#### What you have to do:
Filter the entries and keep only the lines where the string "this" appears.

#### Record list:
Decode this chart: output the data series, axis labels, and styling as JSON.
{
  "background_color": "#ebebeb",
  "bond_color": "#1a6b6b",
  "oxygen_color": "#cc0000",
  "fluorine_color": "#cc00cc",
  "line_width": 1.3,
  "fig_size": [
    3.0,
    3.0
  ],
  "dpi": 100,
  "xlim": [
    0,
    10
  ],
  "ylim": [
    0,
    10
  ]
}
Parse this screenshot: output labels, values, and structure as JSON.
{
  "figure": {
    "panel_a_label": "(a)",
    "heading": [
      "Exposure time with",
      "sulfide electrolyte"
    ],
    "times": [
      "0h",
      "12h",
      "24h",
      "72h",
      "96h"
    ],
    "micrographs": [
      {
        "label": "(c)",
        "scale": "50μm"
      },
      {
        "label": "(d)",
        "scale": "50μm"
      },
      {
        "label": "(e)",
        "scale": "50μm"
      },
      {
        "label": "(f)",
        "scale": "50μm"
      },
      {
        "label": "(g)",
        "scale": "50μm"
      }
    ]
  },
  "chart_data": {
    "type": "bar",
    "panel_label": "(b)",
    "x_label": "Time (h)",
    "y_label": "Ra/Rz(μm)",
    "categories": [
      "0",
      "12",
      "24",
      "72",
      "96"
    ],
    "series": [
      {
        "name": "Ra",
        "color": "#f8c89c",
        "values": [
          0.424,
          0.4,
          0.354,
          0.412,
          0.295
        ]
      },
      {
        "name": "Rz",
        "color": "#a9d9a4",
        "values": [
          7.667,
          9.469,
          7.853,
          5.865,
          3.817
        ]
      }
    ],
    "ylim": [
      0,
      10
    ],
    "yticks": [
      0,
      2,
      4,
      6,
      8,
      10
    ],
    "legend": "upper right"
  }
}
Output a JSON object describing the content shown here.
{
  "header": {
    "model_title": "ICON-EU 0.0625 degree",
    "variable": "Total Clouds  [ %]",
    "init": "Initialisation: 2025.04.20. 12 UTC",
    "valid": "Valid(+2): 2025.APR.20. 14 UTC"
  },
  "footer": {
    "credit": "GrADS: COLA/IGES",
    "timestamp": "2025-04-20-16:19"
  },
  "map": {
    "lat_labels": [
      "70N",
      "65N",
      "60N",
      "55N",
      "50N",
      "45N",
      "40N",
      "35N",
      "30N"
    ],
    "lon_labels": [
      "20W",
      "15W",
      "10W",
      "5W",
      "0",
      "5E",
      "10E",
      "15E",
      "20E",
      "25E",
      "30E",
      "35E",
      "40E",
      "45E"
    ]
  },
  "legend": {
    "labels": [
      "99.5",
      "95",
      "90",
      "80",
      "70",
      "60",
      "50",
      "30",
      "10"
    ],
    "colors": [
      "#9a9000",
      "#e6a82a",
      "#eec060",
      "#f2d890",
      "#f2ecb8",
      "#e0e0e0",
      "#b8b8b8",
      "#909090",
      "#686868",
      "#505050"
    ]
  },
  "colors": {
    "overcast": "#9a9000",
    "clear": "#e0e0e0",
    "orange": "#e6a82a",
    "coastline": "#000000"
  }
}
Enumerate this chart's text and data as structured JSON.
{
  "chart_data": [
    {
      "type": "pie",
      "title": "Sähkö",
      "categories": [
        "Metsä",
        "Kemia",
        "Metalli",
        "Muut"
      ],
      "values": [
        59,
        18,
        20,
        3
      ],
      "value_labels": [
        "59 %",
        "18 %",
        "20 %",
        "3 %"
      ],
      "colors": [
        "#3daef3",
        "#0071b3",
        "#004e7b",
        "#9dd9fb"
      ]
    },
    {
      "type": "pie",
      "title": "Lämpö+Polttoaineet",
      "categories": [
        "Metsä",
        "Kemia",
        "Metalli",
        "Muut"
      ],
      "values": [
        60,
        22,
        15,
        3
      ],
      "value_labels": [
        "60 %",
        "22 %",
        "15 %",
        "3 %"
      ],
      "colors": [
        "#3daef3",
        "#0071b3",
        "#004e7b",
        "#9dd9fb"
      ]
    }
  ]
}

#### Full answer:
Decode this chart: output the data series, axis labels, and styling as JSON.
Parse this screenshot: output labels, values, and structure as JSON.
Enumerate this chart's text and data as structured JSON.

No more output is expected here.